(EXERCISE INSTRUCTIONS): Copy all the entries word for word, but omit the pictures.

(RECORD EXCERPTS):

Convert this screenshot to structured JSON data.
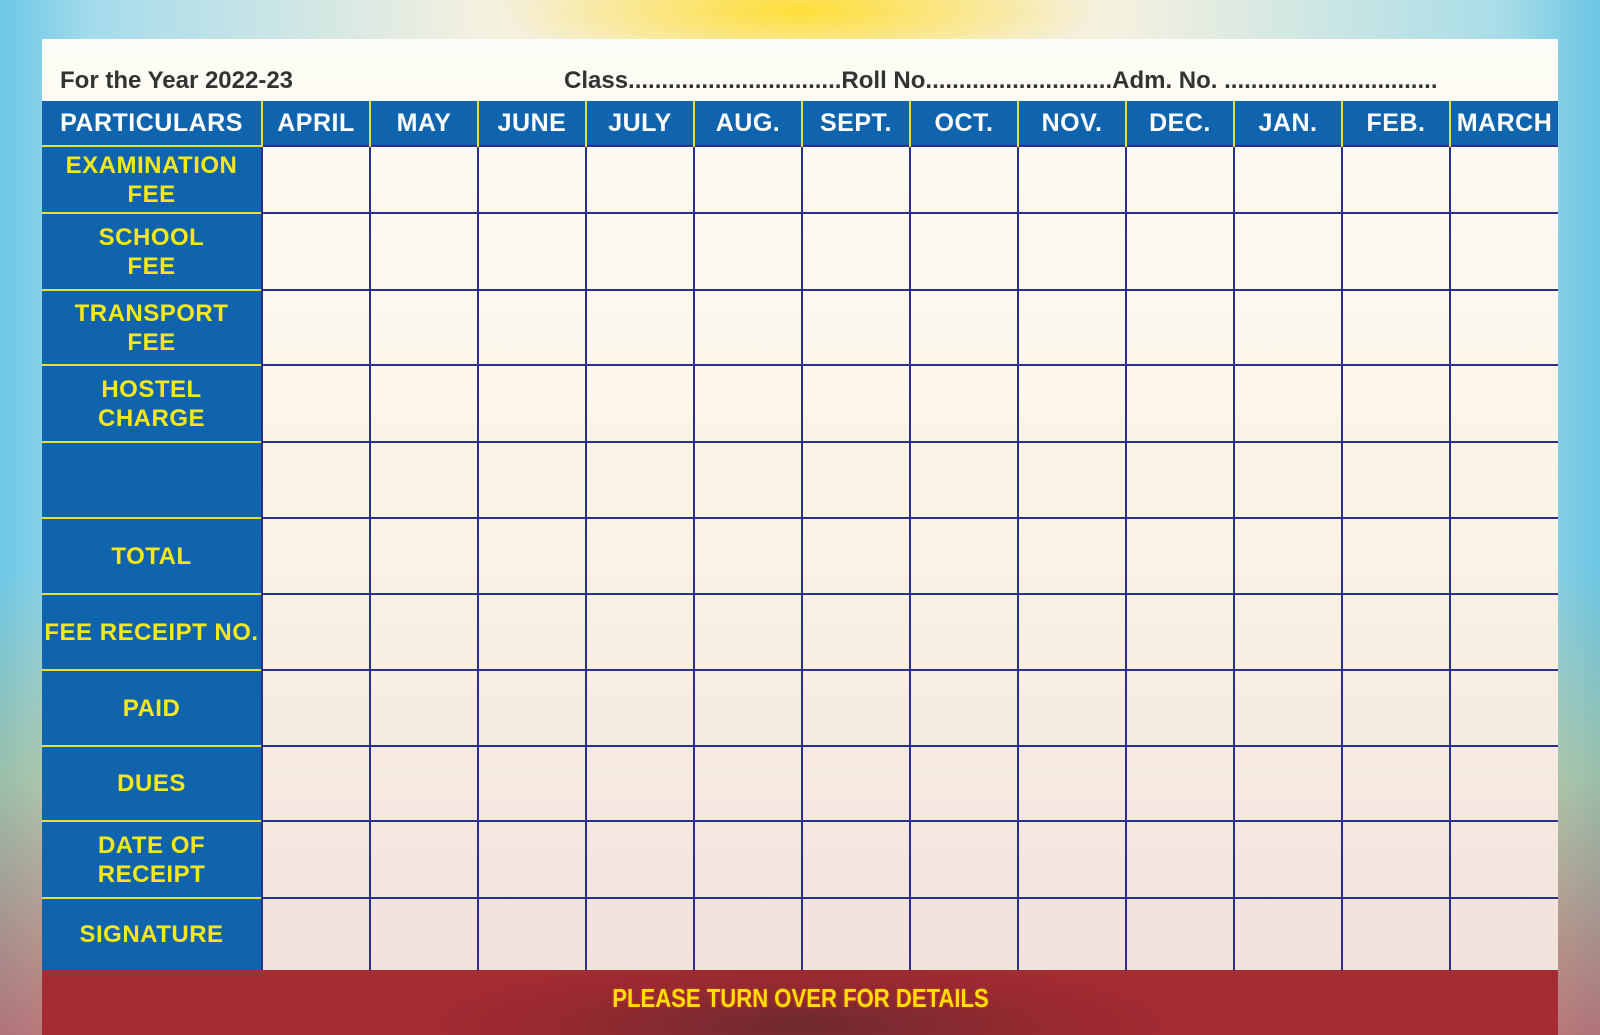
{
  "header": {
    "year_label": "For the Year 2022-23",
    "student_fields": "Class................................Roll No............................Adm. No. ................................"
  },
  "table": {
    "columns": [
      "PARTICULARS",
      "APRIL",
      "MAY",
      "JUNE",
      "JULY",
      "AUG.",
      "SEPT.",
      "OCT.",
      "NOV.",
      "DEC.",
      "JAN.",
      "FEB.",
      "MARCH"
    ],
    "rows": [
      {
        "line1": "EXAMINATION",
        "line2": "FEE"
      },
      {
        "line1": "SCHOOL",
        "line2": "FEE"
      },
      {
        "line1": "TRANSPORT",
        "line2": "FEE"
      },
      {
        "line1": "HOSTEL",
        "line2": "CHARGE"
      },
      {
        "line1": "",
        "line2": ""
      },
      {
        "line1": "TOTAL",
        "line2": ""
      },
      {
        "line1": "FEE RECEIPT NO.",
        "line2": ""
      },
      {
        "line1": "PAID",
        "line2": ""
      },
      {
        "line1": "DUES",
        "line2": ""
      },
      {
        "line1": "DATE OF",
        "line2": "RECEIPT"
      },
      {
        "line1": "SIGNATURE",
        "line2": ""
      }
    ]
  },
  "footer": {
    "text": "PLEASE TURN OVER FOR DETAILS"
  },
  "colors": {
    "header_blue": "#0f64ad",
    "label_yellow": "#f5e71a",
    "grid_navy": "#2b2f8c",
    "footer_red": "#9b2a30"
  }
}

(EXERCISE ANSWER):
Convert this screenshot to structured JSON data.
{
  "header": {
    "year_label": "For the Year 2022-23",
    "student_fields": "Class................................Roll No............................Adm. No. ................................"
  },
  "table": {
    "columns": [
      "PARTICULARS",
      "APRIL",
      "MAY",
      "JUNE",
      "JULY",
      "AUG.",
      "SEPT.",
      "OCT.",
      "NOV.",
      "DEC.",
      "JAN.",
      "FEB.",
      "MARCH"
    ],
    "rows": [
      {
        "line1": "EXAMINATION",
        "line2": "FEE"
      },
      {
        "line1": "SCHOOL",
        "line2": "FEE"
      },
      {
        "line1": "TRANSPORT",
        "line2": "FEE"
      },
      {
        "line1": "HOSTEL",
        "line2": "CHARGE"
      },
      {
        "line1": "",
        "line2": ""
      },
      {
        "line1": "TOTAL",
        "line2": ""
      },
      {
        "line1": "FEE RECEIPT NO.",
        "line2": ""
      },
      {
        "line1": "PAID",
        "line2": ""
      },
      {
        "line1": "DUES",
        "line2": ""
      },
      {
        "line1": "DATE OF",
        "line2": "RECEIPT"
      },
      {
        "line1": "SIGNATURE",
        "line2": ""
      }
    ]
  },
  "footer": {
    "text": "PLEASE TURN OVER FOR DETAILS"
  },
  "colors": {
    "header_blue": "#0f64ad",
    "label_yellow": "#f5e71a",
    "grid_navy": "#2b2f8c",
    "footer_red": "#9b2a30"
  }
}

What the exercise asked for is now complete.